Aim of the exercise
Go through the data below. List every line that holds the word "horns".

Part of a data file
----------------

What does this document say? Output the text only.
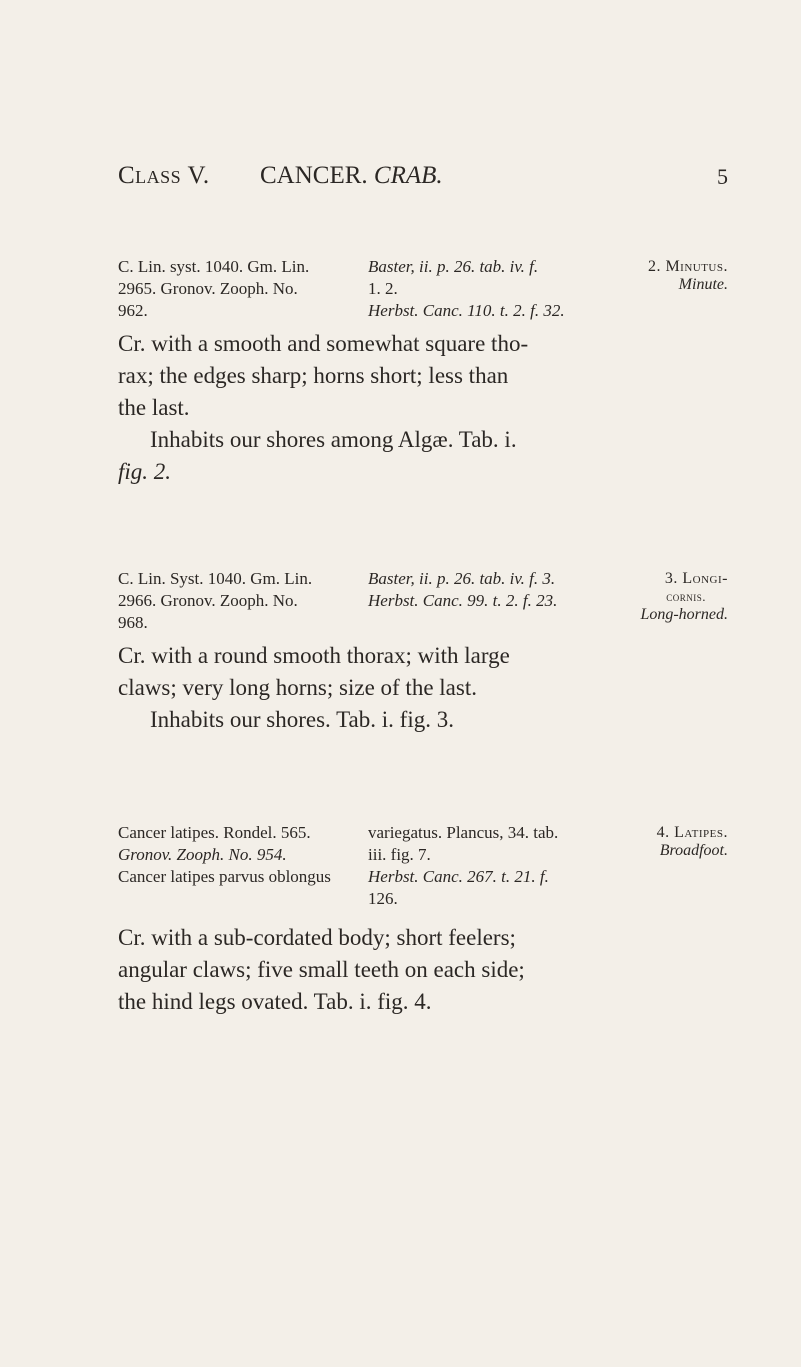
Class V. CANCER. CRAB.	5
C. Lin. syst. 1040. Gm. Lin.
2965. Gronov. Zooph. No.
962.
Baster, ii. p. 26. tab. iv. f.
1. 2.
Herbst. Canc. 110. t. 2. f. 32.
2. Minutus.
Minute.
Cr. with a smooth and somewhat square tho-
rax; the edges sharp; horns short; less than
the last.
Inhabits our shores among Algæ. Tab. i.
fig. 2.
C. Lin. Syst. 1040. Gm. Lin.
2966. Gronov. Zooph. No.
968.
Baster, ii. p. 26. tab. iv. f. 3.
Herbst. Canc. 99. t. 2. f. 23.
3. Longi-
cornis.
Long-horned.
Cr. with a round smooth thorax; with large
claws; very long horns; size of the last.
Inhabits our shores. Tab. i. fig. 3.
Cancer latipes. Rondel. 565.
Gronov. Zooph. No. 954.
Cancer latipes parvus oblongus
variegatus. Plancus, 34. tab.
iii. fig. 7.
Herbst. Canc. 267. t. 21. f.
126.
4. Latipes.
Broadfoot.
Cr. with a sub-cordated body; short feelers;
angular claws; five small teeth on each side;
the hind legs ovated. Tab. i. fig. 4.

----------------

Exercise output
rax; the edges sharp; horns short; less than
claws; very long horns; size of the last.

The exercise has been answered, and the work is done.